Data »

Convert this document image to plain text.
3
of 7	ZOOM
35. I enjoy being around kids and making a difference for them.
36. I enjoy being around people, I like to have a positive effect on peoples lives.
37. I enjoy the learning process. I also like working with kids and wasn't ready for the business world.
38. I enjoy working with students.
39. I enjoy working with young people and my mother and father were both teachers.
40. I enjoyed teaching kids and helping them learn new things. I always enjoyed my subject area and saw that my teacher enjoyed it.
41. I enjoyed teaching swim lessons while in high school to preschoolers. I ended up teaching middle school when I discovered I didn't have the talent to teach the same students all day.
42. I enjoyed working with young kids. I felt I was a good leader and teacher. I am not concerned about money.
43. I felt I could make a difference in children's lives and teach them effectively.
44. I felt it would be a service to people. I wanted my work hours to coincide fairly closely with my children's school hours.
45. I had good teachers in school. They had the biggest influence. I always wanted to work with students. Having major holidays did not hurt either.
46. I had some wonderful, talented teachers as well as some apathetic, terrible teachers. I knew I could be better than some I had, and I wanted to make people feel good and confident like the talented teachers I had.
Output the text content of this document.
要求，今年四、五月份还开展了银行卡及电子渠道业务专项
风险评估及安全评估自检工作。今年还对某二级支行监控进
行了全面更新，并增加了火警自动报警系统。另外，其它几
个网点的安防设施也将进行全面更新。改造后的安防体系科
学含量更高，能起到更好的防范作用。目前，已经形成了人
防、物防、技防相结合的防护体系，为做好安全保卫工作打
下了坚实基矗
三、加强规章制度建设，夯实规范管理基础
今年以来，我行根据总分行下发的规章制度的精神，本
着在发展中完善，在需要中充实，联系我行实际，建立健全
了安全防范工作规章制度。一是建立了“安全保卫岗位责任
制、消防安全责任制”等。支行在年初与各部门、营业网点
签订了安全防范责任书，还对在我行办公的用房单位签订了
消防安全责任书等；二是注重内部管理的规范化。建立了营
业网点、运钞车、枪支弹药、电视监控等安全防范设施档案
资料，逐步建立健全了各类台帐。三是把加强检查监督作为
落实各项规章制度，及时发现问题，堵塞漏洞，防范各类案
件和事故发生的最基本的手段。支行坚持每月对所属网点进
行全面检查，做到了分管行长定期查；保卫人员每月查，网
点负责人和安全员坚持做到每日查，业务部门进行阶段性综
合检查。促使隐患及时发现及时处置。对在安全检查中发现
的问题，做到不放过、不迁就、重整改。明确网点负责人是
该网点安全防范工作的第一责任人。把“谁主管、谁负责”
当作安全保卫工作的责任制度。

Written task » From the entries, copy out each line containing the word "students".

Exercise result »
38. I enjoy working with students.
41. I enjoyed teaching swim lessons while in high school to preschoolers. I ended up teaching middle school when I discovered I didn't have the talent to teach the same students all day.
45. I had good teachers in school. They had the biggest influence. I always wanted to work with students. Having major holidays did not hurt either.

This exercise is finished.